[EXERCISE]: Search the material below for the word "الاسم" and copy every line in which it occurs.

[DATA LINES]:
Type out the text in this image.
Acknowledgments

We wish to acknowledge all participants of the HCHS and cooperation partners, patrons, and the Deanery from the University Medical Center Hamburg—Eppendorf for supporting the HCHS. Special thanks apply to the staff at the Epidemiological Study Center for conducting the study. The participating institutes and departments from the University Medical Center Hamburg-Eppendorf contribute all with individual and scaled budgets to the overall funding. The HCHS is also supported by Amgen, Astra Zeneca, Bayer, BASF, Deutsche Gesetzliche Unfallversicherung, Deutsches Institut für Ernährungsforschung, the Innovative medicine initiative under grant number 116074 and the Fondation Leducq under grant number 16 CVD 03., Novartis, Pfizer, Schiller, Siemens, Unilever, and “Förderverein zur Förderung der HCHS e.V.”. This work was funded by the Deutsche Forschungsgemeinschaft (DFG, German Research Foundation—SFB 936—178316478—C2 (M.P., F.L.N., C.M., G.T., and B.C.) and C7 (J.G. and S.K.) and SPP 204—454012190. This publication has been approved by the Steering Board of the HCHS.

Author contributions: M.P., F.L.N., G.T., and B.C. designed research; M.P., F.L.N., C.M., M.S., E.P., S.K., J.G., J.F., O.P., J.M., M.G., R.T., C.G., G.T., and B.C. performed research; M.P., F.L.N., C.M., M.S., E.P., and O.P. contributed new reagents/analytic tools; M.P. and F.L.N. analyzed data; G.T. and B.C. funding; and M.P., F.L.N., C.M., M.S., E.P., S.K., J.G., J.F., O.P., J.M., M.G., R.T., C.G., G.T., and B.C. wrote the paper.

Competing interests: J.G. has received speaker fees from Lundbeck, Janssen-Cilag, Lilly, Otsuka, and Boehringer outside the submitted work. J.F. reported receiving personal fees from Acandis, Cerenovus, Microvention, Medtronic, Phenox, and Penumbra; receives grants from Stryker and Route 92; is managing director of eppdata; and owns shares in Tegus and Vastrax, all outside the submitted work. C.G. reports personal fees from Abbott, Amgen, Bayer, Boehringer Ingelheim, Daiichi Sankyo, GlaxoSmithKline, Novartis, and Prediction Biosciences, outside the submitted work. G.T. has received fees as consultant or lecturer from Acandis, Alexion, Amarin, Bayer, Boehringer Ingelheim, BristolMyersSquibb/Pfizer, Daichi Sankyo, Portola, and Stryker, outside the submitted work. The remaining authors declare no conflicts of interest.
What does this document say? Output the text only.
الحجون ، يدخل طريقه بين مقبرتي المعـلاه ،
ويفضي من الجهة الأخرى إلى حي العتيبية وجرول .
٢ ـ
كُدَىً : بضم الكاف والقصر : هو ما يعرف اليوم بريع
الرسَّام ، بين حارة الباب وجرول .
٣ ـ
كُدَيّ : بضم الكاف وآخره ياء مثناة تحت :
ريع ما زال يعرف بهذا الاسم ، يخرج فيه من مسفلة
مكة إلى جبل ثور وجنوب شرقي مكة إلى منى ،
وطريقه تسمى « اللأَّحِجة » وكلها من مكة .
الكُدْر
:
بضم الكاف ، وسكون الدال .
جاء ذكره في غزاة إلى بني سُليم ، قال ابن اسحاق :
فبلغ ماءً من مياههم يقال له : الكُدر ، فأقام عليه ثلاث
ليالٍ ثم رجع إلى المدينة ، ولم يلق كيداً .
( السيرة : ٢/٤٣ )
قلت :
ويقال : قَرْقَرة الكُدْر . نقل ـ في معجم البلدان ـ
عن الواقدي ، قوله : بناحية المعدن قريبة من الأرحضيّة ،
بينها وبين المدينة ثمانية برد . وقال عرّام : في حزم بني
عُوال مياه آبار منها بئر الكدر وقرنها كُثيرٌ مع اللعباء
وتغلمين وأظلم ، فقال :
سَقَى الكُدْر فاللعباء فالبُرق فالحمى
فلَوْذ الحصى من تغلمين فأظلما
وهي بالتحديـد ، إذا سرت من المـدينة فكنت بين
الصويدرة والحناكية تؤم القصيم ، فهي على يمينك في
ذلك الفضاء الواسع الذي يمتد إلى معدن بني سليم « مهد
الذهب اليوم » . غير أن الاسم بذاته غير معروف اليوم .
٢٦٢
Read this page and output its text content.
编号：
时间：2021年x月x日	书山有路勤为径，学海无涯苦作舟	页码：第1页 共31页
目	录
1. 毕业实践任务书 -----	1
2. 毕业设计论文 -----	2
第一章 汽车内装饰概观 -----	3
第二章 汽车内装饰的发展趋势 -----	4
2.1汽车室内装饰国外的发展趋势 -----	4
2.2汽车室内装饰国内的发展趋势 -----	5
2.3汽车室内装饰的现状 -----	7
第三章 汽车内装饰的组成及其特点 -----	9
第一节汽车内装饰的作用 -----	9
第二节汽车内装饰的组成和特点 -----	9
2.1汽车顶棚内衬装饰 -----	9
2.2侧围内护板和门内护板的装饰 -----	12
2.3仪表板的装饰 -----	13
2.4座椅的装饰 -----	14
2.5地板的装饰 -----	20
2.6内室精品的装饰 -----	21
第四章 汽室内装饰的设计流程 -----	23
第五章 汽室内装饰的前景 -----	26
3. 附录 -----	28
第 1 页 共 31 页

[ANSWER]:
ريع ما زال يعرف بهذا الاسم ، يخرج فيه من مسفلة
الذهب اليوم » . غير أن الاسم بذاته غير معروف اليوم .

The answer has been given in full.